Given instruction
Search the records for the word "JSON" and pick out every line that has it.

== Records for the task ==

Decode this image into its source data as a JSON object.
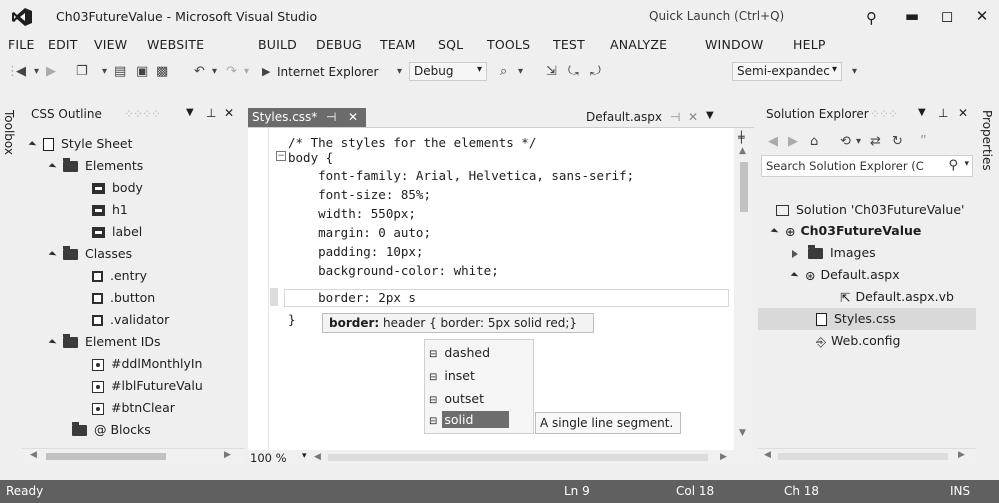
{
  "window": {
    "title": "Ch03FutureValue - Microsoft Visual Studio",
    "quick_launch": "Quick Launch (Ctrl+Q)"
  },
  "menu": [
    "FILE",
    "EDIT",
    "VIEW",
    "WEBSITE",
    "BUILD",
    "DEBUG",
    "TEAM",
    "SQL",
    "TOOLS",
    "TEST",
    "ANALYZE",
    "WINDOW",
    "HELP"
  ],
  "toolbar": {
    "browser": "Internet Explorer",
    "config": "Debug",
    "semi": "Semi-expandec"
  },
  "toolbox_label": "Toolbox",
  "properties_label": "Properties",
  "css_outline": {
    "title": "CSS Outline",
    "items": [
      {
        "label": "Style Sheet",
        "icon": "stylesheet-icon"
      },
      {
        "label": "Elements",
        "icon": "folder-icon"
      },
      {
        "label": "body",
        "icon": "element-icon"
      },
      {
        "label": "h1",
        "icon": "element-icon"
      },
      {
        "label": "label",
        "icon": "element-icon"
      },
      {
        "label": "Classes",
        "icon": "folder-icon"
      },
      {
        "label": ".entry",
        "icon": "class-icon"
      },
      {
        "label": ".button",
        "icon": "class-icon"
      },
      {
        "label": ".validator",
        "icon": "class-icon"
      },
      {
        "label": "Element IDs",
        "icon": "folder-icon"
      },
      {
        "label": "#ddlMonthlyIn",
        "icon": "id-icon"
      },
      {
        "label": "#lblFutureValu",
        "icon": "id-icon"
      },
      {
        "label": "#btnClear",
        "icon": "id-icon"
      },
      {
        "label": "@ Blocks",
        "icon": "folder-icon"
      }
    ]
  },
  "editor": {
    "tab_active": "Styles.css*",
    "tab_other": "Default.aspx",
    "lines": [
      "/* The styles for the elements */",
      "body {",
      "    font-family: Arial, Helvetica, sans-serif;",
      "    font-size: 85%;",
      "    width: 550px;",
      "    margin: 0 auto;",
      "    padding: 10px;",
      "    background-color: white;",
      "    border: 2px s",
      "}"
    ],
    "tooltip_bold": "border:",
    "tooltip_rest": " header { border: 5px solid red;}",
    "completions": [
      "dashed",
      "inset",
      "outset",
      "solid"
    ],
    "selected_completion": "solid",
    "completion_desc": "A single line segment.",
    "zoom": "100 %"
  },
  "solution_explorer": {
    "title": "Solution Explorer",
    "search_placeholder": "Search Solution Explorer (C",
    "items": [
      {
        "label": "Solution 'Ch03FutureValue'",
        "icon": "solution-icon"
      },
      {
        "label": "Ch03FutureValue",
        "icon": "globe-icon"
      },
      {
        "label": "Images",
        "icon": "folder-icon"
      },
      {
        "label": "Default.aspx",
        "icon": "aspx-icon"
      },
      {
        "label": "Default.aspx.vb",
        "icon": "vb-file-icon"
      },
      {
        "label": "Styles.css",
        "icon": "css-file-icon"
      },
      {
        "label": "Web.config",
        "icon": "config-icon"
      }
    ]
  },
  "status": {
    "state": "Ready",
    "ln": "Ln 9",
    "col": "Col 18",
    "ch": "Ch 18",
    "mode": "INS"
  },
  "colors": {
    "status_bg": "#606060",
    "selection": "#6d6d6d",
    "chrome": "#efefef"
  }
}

===
== Records for the task ==

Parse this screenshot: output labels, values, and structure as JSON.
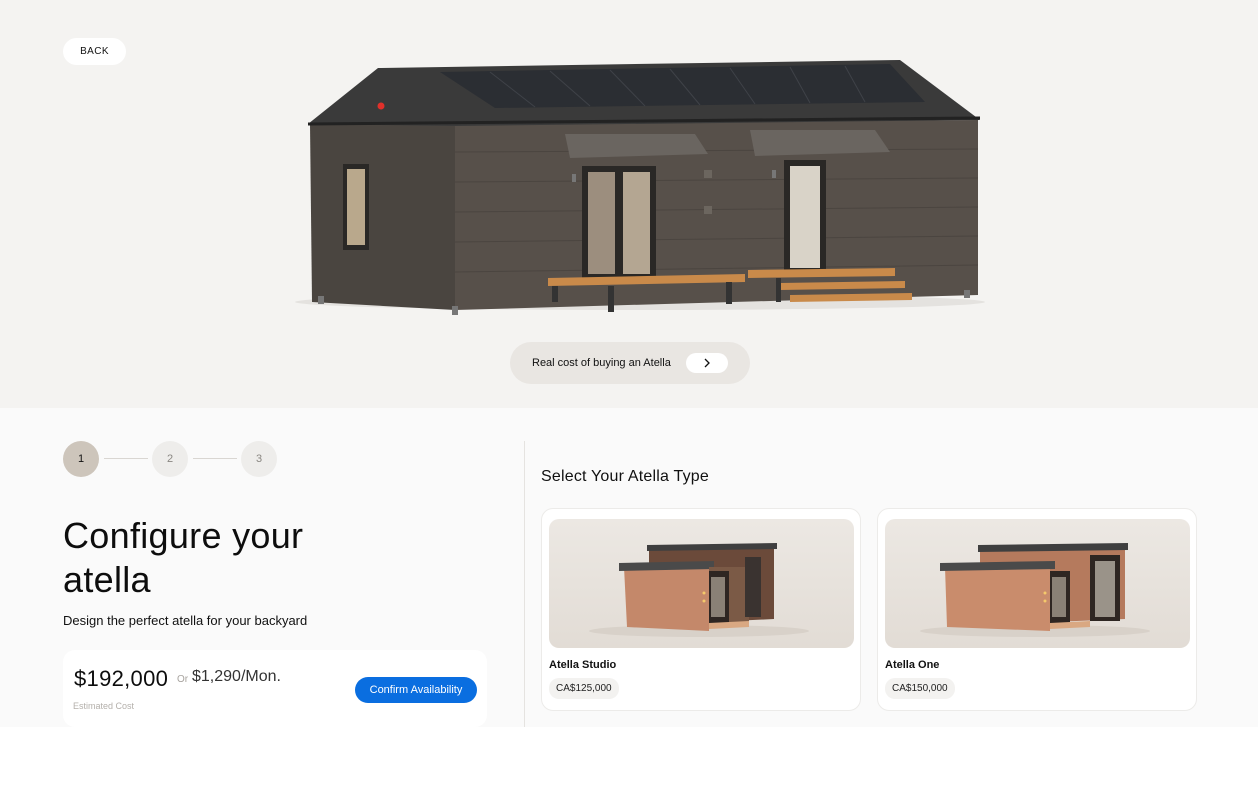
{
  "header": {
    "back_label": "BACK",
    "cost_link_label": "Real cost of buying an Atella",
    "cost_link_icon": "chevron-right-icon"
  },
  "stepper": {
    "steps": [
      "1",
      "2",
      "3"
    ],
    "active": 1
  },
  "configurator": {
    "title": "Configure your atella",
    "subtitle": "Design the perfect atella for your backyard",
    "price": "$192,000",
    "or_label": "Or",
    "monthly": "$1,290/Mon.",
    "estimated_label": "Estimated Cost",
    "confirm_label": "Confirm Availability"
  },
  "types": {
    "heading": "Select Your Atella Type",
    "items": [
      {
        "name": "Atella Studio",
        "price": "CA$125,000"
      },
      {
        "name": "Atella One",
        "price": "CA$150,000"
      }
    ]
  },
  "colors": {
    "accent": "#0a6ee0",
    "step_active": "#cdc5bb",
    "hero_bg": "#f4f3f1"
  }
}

===

Solution
Decode this image into its source data as a JSON object.
Parse this screenshot: output labels, values, and structure as JSON.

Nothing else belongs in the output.